# Exercise material start

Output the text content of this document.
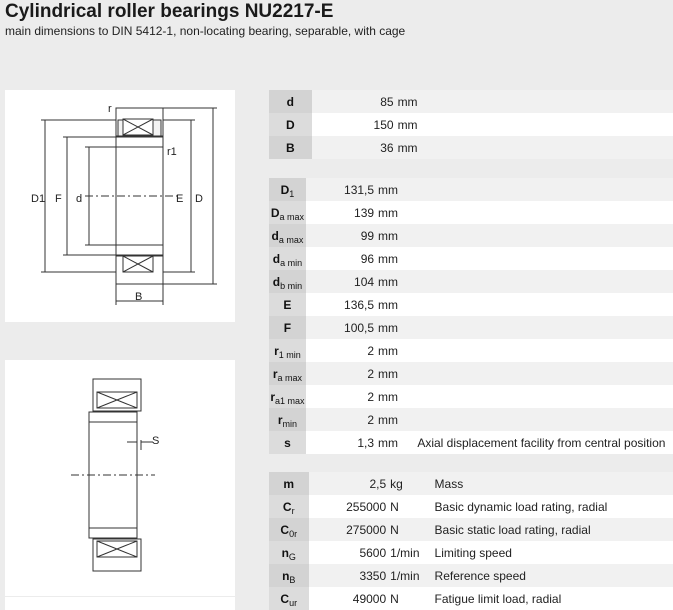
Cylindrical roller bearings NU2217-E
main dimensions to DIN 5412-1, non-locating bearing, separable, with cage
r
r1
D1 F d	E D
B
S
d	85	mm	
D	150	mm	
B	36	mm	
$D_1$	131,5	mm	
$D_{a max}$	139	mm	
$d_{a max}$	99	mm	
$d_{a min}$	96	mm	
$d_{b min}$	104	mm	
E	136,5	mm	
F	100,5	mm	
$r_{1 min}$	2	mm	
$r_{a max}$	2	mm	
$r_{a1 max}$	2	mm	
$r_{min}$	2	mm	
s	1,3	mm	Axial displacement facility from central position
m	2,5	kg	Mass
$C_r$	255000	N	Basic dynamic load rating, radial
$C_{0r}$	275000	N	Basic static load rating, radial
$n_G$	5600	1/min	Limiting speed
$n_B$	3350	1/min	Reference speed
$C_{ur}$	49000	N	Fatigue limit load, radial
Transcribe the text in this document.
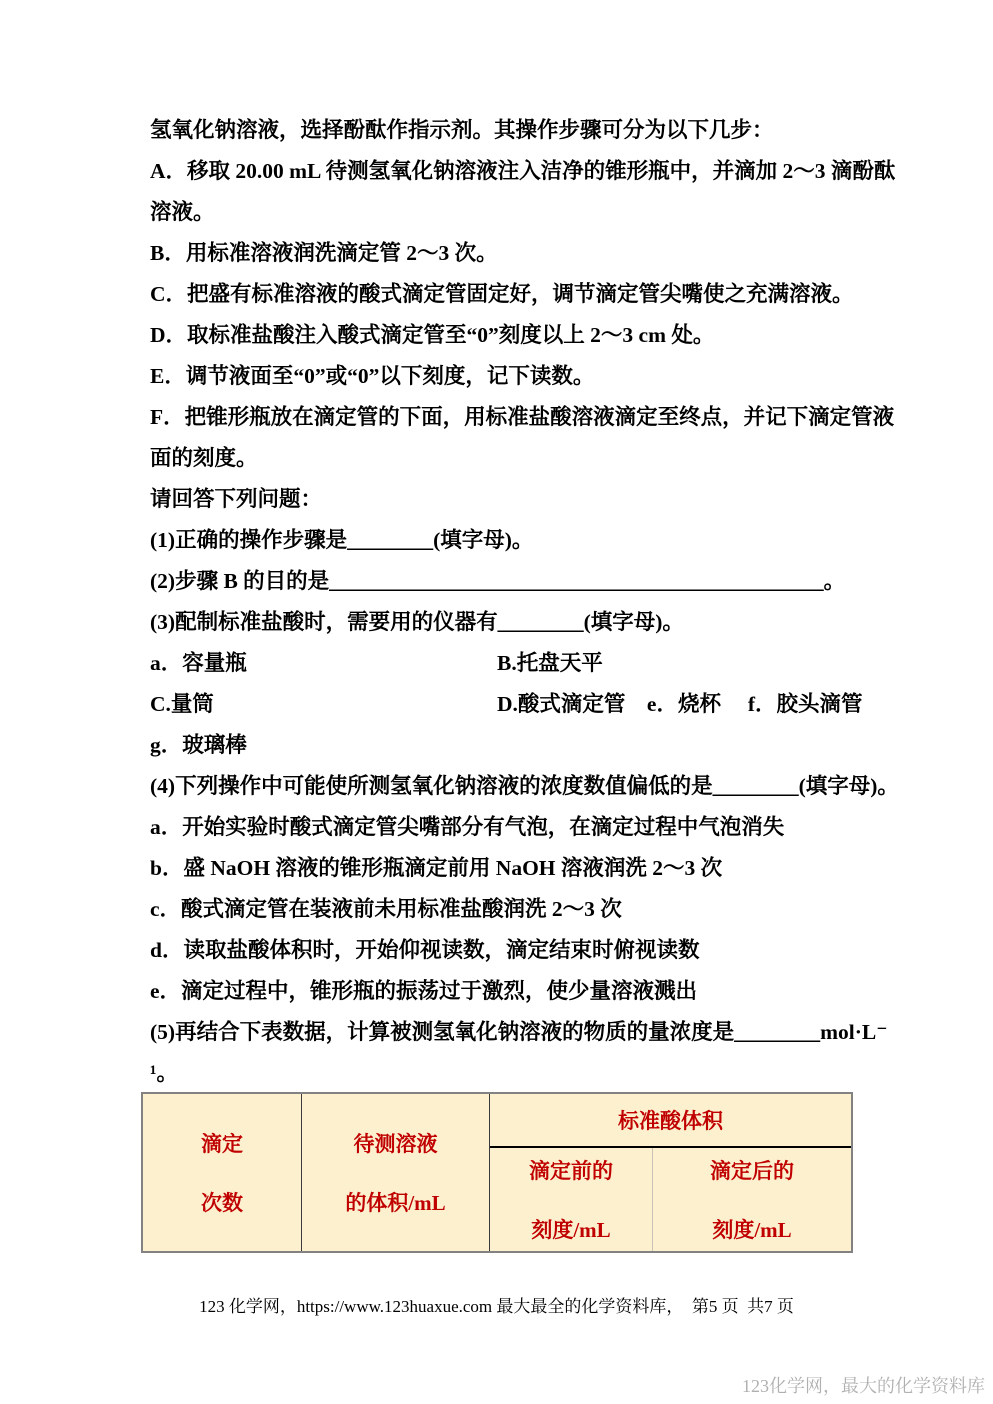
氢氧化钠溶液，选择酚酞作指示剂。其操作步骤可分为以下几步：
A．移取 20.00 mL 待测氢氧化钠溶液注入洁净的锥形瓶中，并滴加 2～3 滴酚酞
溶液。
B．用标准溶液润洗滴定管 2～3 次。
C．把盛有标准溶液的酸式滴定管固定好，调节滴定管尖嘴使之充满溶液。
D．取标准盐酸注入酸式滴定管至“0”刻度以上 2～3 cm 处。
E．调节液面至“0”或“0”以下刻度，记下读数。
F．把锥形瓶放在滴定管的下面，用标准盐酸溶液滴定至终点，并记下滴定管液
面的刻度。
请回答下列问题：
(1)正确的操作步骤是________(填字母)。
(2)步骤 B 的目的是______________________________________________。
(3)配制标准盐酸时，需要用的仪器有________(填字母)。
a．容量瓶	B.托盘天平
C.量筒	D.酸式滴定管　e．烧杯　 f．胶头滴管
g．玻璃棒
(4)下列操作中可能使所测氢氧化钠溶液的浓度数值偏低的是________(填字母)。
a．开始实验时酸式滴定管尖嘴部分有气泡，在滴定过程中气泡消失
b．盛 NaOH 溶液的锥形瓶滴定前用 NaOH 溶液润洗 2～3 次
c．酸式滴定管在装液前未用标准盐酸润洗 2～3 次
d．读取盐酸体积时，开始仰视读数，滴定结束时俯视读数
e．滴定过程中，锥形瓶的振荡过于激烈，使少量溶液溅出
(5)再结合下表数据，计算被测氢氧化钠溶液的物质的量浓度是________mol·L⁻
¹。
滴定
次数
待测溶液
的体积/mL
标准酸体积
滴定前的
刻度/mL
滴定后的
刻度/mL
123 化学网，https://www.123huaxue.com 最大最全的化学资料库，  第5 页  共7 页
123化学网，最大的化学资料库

# Exercise material end
# Exercise material start

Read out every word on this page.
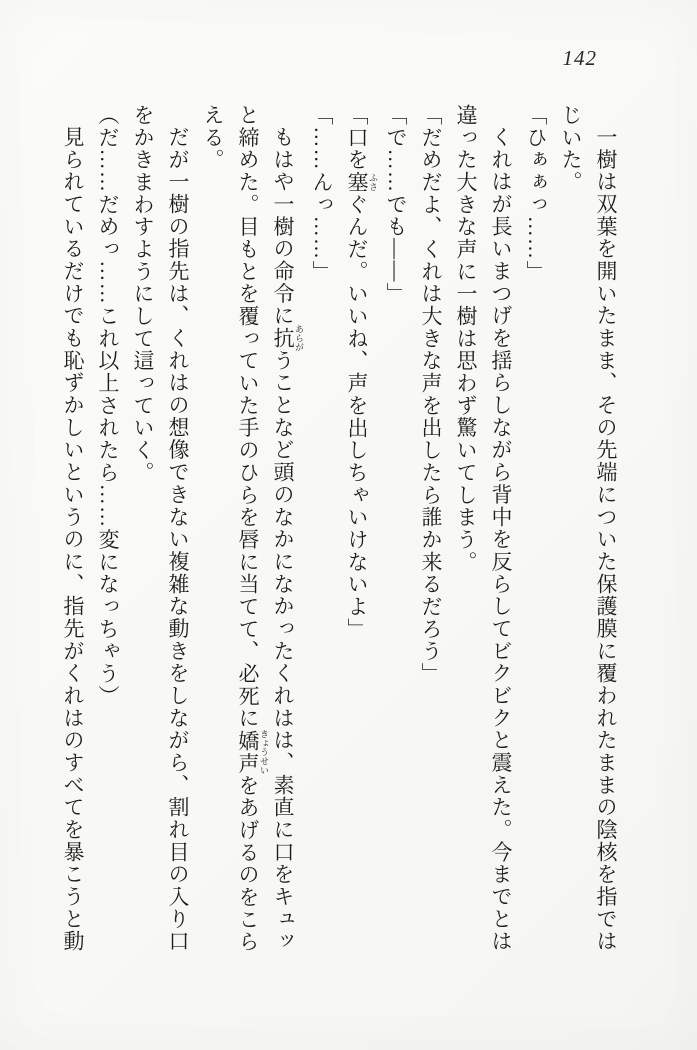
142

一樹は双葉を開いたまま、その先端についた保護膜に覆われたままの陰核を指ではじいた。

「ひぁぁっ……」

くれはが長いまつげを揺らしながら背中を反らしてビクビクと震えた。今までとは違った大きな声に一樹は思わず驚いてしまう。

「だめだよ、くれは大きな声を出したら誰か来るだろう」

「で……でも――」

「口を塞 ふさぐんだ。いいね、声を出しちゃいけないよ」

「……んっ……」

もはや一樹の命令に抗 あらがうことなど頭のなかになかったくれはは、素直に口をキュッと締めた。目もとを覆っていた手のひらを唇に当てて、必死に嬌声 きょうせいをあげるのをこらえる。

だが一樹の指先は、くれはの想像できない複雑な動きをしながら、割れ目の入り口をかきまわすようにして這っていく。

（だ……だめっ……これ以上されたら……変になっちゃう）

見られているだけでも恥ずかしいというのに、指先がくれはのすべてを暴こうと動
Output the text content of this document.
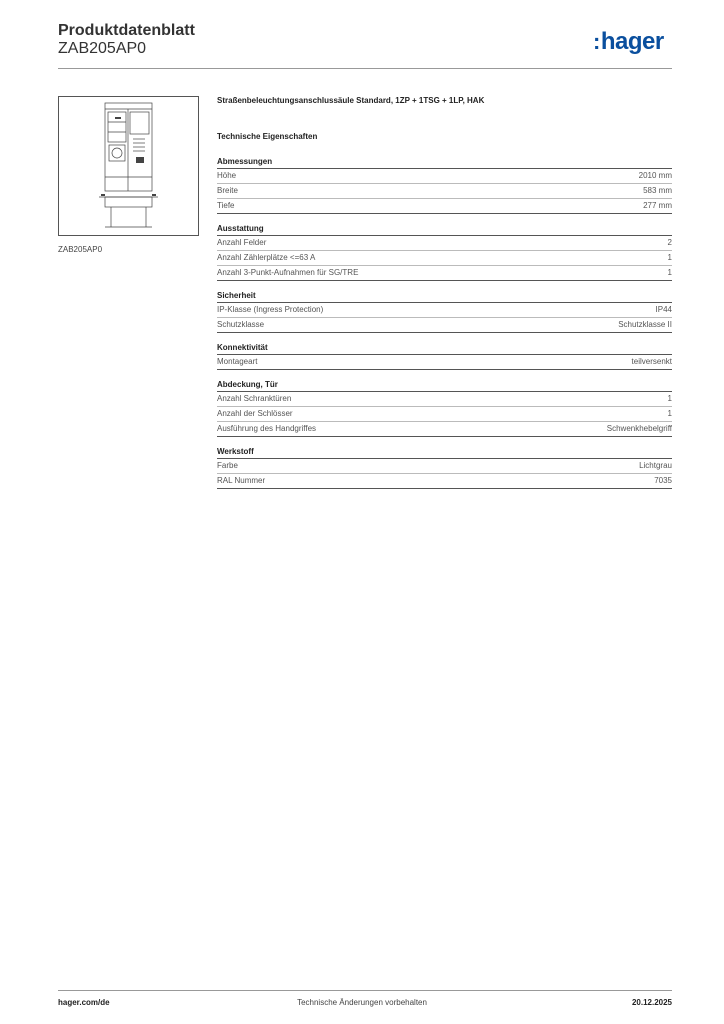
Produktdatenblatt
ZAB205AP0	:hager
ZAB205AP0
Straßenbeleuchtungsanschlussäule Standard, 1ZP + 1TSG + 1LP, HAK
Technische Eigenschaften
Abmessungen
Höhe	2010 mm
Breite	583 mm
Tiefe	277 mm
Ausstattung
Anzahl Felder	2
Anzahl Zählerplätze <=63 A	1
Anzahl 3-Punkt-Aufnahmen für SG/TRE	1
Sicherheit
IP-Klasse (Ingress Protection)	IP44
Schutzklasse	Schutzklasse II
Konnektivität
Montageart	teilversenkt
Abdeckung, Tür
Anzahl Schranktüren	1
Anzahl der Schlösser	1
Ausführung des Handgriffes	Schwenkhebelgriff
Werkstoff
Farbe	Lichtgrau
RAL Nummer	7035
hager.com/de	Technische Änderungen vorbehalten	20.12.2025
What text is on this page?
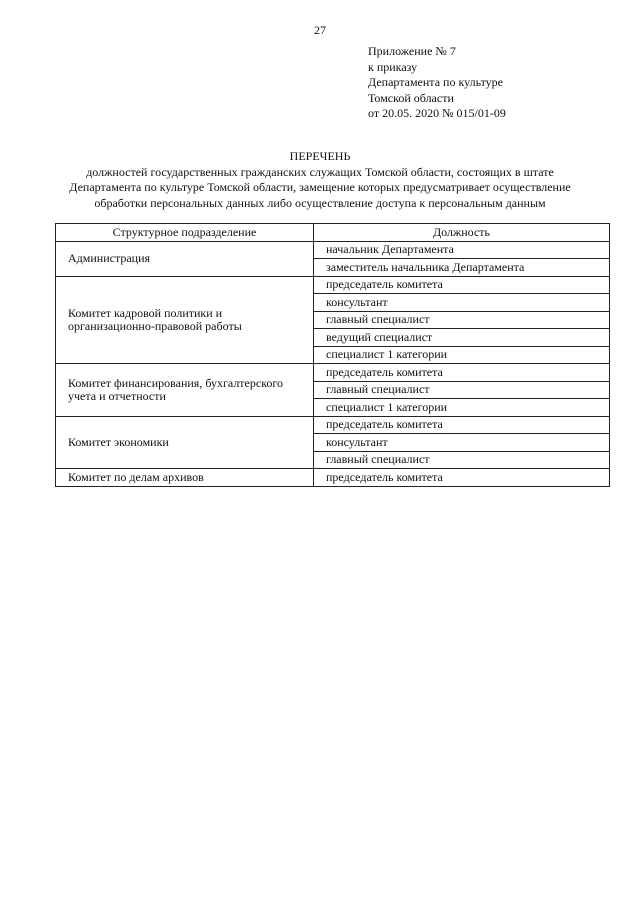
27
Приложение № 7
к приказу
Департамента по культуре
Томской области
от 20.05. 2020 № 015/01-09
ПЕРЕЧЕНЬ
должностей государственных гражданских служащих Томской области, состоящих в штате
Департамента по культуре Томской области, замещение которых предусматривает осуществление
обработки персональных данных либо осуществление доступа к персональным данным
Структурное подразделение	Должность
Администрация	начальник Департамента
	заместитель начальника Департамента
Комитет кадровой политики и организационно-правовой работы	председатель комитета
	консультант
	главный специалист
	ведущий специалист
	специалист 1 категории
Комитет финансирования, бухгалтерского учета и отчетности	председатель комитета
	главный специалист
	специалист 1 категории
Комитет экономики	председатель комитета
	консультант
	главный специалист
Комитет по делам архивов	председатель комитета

# Exercise material end

Direction:
Write only the number of lines in the records that include the word "load".

Answer to the exercise:
3